* Start *
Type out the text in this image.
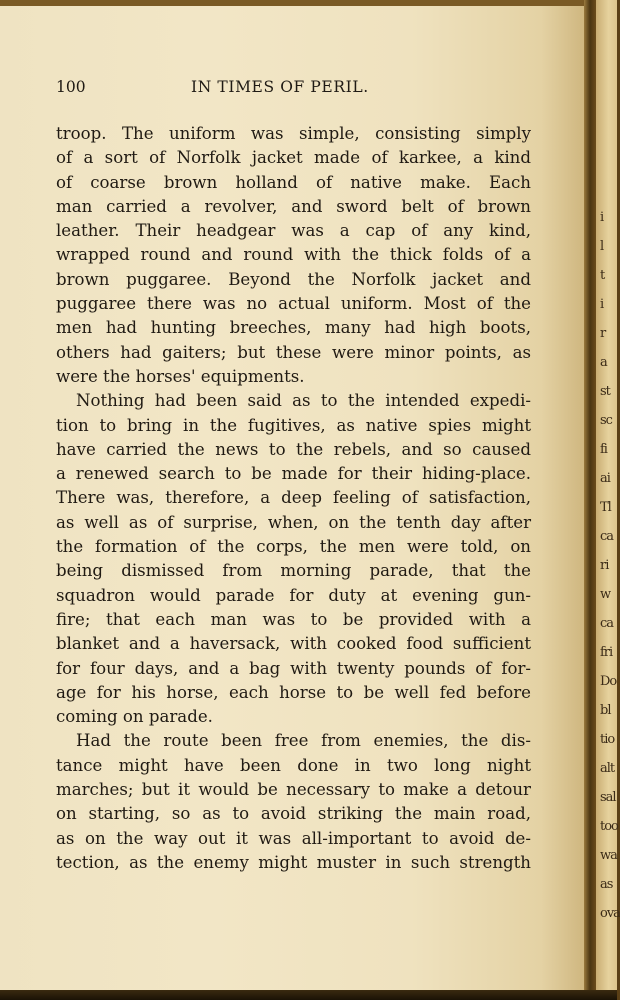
i
l
t
i
r
a
st
sc
fi
ai
Tl
ca
ri
w
ca
fri
Do
bl
tio
alt
sal
too
wa
as
ova
100	IN TIMES OF PERIL.
troop. The uniform was simple, consisting simply
of a sort of Norfolk jacket made of karkee, a kind
of coarse brown holland of native make. Each
man carried a revolver, and sword belt of brown
leather. Their headgear was a cap of any kind,
wrapped round and round with the thick folds of a
brown puggaree. Beyond the Norfolk jacket and
puggaree there was no actual uniform. Most of the
men had hunting breeches, many had high boots,
others had gaiters; but these were minor points, as
were the horses' equipments.
Nothing had been said as to the intended expedi-
tion to bring in the fugitives, as native spies might
have carried the news to the rebels, and so caused
a renewed search to be made for their hiding-place.
There was, therefore, a deep feeling of satisfaction,
as well as of surprise, when, on the tenth day after
the formation of the corps, the men were told, on
being dismissed from morning parade, that the
squadron would parade for duty at evening gun-
fire; that each man was to be provided with a
blanket and a haversack, with cooked food sufficient
for four days, and a bag with twenty pounds of for-
age for his horse, each horse to be well fed before
coming on parade.
Had the route been free from enemies, the dis-
tance might have been done in two long night
marches; but it would be necessary to make a detour
on starting, so as to avoid striking the main road,
as on the way out it was all-important to avoid de-
tection, as the enemy might muster in such strength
* End *
• Problem details
Find the lines containing "with" and list every one of them.

• Exercise output
wrapped round and round with the thick folds of a
fire; that each man was to be provided with a
blanket and a haversack, with cooked food sufficient
for four days, and a bag with twenty pounds of for-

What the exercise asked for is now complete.